- EXTRACTED RECORDS -
>> Start

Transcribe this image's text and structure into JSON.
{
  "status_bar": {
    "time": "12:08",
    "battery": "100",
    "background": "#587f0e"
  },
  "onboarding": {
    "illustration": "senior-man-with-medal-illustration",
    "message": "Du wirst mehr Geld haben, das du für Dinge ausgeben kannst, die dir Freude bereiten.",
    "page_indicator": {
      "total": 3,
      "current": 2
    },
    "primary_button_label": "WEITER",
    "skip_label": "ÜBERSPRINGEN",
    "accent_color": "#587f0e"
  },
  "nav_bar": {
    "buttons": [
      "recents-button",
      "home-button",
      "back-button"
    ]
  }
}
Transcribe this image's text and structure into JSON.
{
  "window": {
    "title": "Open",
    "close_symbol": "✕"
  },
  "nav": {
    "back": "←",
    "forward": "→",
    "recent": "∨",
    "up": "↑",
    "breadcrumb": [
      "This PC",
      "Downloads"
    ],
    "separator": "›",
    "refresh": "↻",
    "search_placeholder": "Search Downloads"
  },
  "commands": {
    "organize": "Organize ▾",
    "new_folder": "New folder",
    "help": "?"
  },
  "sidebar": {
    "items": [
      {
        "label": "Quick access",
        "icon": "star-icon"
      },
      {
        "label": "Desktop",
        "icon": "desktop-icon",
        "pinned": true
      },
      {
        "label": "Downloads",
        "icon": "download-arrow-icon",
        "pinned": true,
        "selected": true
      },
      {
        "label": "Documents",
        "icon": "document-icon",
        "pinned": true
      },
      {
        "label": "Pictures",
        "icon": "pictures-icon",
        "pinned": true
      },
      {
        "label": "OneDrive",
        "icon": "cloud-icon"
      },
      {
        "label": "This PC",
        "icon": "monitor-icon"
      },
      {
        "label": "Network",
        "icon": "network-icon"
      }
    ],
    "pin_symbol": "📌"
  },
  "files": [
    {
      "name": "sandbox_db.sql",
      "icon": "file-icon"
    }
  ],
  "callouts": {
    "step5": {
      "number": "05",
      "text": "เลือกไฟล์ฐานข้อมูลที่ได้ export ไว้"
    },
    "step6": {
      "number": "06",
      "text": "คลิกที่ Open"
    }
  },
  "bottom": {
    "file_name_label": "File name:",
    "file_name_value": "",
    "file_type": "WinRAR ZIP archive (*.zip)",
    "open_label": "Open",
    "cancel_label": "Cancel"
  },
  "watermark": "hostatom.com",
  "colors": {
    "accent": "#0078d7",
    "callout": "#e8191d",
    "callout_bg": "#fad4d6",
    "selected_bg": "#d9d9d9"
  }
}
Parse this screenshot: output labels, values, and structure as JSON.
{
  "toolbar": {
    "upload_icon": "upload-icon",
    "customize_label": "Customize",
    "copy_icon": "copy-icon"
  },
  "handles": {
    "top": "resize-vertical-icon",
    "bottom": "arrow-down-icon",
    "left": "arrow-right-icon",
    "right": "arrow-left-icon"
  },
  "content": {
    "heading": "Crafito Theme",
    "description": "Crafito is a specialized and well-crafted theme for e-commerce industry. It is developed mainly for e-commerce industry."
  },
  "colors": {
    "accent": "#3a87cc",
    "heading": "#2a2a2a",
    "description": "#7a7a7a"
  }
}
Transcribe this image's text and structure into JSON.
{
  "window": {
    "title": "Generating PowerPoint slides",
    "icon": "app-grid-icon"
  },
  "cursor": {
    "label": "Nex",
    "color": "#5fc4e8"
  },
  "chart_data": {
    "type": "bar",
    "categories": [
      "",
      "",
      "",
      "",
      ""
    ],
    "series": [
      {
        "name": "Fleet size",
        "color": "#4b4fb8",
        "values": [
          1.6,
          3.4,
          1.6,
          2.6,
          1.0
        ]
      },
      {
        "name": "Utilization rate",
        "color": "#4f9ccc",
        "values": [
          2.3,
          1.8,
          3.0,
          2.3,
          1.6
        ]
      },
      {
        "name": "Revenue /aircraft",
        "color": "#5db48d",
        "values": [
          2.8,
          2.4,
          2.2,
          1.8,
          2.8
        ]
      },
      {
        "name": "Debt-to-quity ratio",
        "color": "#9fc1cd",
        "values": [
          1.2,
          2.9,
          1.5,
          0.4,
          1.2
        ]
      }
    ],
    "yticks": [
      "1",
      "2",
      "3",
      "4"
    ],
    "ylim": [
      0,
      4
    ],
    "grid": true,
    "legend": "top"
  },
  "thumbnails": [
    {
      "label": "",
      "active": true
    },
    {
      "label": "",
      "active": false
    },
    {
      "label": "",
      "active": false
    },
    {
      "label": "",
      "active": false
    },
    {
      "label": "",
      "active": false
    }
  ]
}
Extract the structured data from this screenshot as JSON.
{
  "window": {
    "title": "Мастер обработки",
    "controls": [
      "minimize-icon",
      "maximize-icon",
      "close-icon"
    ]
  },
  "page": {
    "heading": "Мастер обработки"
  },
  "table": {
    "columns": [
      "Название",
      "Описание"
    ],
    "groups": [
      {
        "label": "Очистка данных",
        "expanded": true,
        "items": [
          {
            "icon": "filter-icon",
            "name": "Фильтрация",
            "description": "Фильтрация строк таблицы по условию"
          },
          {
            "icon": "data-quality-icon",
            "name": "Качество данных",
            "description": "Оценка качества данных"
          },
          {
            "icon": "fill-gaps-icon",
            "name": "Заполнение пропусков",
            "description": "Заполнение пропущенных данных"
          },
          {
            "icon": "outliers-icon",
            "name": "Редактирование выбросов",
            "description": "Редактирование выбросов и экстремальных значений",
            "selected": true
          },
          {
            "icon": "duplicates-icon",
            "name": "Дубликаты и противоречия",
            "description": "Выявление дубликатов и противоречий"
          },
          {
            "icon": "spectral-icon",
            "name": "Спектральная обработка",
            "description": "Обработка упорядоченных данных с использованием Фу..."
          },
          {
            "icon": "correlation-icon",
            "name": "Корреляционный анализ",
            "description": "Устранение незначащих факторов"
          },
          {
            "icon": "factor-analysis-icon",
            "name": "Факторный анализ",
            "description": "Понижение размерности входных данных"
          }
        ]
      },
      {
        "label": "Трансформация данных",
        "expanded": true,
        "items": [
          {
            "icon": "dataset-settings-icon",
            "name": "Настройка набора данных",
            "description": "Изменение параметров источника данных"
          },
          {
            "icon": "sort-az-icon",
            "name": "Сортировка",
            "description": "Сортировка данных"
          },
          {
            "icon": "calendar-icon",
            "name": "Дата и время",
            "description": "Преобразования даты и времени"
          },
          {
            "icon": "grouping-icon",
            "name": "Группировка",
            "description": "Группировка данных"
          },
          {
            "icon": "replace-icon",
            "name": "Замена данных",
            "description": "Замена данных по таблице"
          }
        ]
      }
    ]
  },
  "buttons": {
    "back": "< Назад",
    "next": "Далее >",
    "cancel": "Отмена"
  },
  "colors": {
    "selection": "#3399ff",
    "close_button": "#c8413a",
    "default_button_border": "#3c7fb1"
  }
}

>> End

- WHAT YOU NEED TO DO -
Write out each line of the data above again, exactly as given.

- ANSWER IN FULL -
Transcribe this image's text and structure into JSON.
{
  "status_bar": {
    "time": "12:08",
    "battery": "100",
    "background": "#587f0e"
  },
  "onboarding": {
    "illustration": "senior-man-with-medal-illustration",
    "message": "Du wirst mehr Geld haben, das du für Dinge ausgeben kannst, die dir Freude bereiten.",
    "page_indicator": {
      "total": 3,
      "current": 2
    },
    "primary_button_label": "WEITER",
    "skip_label": "ÜBERSPRINGEN",
    "accent_color": "#587f0e"
  },
  "nav_bar": {
    "buttons": [
      "recents-button",
      "home-button",
      "back-button"
    ]
  }
}
Transcribe this image's text and structure into JSON.
{
  "window": {
    "title": "Open",
    "close_symbol": "✕"
  },
  "nav": {
    "back": "←",
    "forward": "→",
    "recent": "∨",
    "up": "↑",
    "breadcrumb": [
      "This PC",
      "Downloads"
    ],
    "separator": "›",
    "refresh": "↻",
    "search_placeholder": "Search Downloads"
  },
  "commands": {
    "organize": "Organize ▾",
    "new_folder": "New folder",
    "help": "?"
  },
  "sidebar": {
    "items": [
      {
        "label": "Quick access",
        "icon": "star-icon"
      },
      {
        "label": "Desktop",
        "icon": "desktop-icon",
        "pinned": true
      },
      {
        "label": "Downloads",
        "icon": "download-arrow-icon",
        "pinned": true,
        "selected": true
      },
      {
        "label": "Documents",
        "icon": "document-icon",
        "pinned": true
      },
      {
        "label": "Pictures",
        "icon": "pictures-icon",
        "pinned": true
      },
      {
        "label": "OneDrive",
        "icon": "cloud-icon"
      },
      {
        "label": "This PC",
        "icon": "monitor-icon"
      },
      {
        "label": "Network",
        "icon": "network-icon"
      }
    ],
    "pin_symbol": "📌"
  },
  "files": [
    {
      "name": "sandbox_db.sql",
      "icon": "file-icon"
    }
  ],
  "callouts": {
    "step5": {
      "number": "05",
      "text": "เลือกไฟล์ฐานข้อมูลที่ได้ export ไว้"
    },
    "step6": {
      "number": "06",
      "text": "คลิกที่ Open"
    }
  },
  "bottom": {
    "file_name_label": "File name:",
    "file_name_value": "",
    "file_type": "WinRAR ZIP archive (*.zip)",
    "open_label": "Open",
    "cancel_label": "Cancel"
  },
  "watermark": "hostatom.com",
  "colors": {
    "accent": "#0078d7",
    "callout": "#e8191d",
    "callout_bg": "#fad4d6",
    "selected_bg": "#d9d9d9"
  }
}
Parse this screenshot: output labels, values, and structure as JSON.
{
  "toolbar": {
    "upload_icon": "upload-icon",
    "customize_label": "Customize",
    "copy_icon": "copy-icon"
  },
  "handles": {
    "top": "resize-vertical-icon",
    "bottom": "arrow-down-icon",
    "left": "arrow-right-icon",
    "right": "arrow-left-icon"
  },
  "content": {
    "heading": "Crafito Theme",
    "description": "Crafito is a specialized and well-crafted theme for e-commerce industry. It is developed mainly for e-commerce industry."
  },
  "colors": {
    "accent": "#3a87cc",
    "heading": "#2a2a2a",
    "description": "#7a7a7a"
  }
}
Transcribe this image's text and structure into JSON.
{
  "window": {
    "title": "Generating PowerPoint slides",
    "icon": "app-grid-icon"
  },
  "cursor": {
    "label": "Nex",
    "color": "#5fc4e8"
  },
  "chart_data": {
    "type": "bar",
    "categories": [
      "",
      "",
      "",
      "",
      ""
    ],
    "series": [
      {
        "name": "Fleet size",
        "color": "#4b4fb8",
        "values": [
          1.6,
          3.4,
          1.6,
          2.6,
          1.0
        ]
      },
      {
        "name": "Utilization rate",
        "color": "#4f9ccc",
        "values": [
          2.3,
          1.8,
          3.0,
          2.3,
          1.6
        ]
      },
      {
        "name": "Revenue /aircraft",
        "color": "#5db48d",
        "values": [
          2.8,
          2.4,
          2.2,
          1.8,
          2.8
        ]
      },
      {
        "name": "Debt-to-quity ratio",
        "color": "#9fc1cd",
        "values": [
          1.2,
          2.9,
          1.5,
          0.4,
          1.2
        ]
      }
    ],
    "yticks": [
      "1",
      "2",
      "3",
      "4"
    ],
    "ylim": [
      0,
      4
    ],
    "grid": true,
    "legend": "top"
  },
  "thumbnails": [
    {
      "label": "",
      "active": true
    },
    {
      "label": "",
      "active": false
    },
    {
      "label": "",
      "active": false
    },
    {
      "label": "",
      "active": false
    },
    {
      "label": "",
      "active": false
    }
  ]
}
Extract the structured data from this screenshot as JSON.
{
  "window": {
    "title": "Мастер обработки",
    "controls": [
      "minimize-icon",
      "maximize-icon",
      "close-icon"
    ]
  },
  "page": {
    "heading": "Мастер обработки"
  },
  "table": {
    "columns": [
      "Название",
      "Описание"
    ],
    "groups": [
      {
        "label": "Очистка данных",
        "expanded": true,
        "items": [
          {
            "icon": "filter-icon",
            "name": "Фильтрация",
            "description": "Фильтрация строк таблицы по условию"
          },
          {
            "icon": "data-quality-icon",
            "name": "Качество данных",
            "description": "Оценка качества данных"
          },
          {
            "icon": "fill-gaps-icon",
            "name": "Заполнение пропусков",
            "description": "Заполнение пропущенных данных"
          },
          {
            "icon": "outliers-icon",
            "name": "Редактирование выбросов",
            "description": "Редактирование выбросов и экстремальных значений",
            "selected": true
          },
          {
            "icon": "duplicates-icon",
            "name": "Дубликаты и противоречия",
            "description": "Выявление дубликатов и противоречий"
          },
          {
            "icon": "spectral-icon",
            "name": "Спектральная обработка",
            "description": "Обработка упорядоченных данных с использованием Фу..."
          },
          {
            "icon": "correlation-icon",
            "name": "Корреляционный анализ",
            "description": "Устранение незначащих факторов"
          },
          {
            "icon": "factor-analysis-icon",
            "name": "Факторный анализ",
            "description": "Понижение размерности входных данных"
          }
        ]
      },
      {
        "label": "Трансформация данных",
        "expanded": true,
        "items": [
          {
            "icon": "dataset-settings-icon",
            "name": "Настройка набора данных",
            "description": "Изменение параметров источника данных"
          },
          {
            "icon": "sort-az-icon",
            "name": "Сортировка",
            "description": "Сортировка данных"
          },
          {
            "icon": "calendar-icon",
            "name": "Дата и время",
            "description": "Преобразования даты и времени"
          },
          {
            "icon": "grouping-icon",
            "name": "Группировка",
            "description": "Группировка данных"
          },
          {
            "icon": "replace-icon",
            "name": "Замена данных",
            "description": "Замена данных по таблице"
          }
        ]
      }
    ]
  },
  "buttons": {
    "back": "< Назад",
    "next": "Далее >",
    "cancel": "Отмена"
  },
  "colors": {
    "selection": "#3399ff",
    "close_button": "#c8413a",
    "default_button_border": "#3c7fb1"
  }
}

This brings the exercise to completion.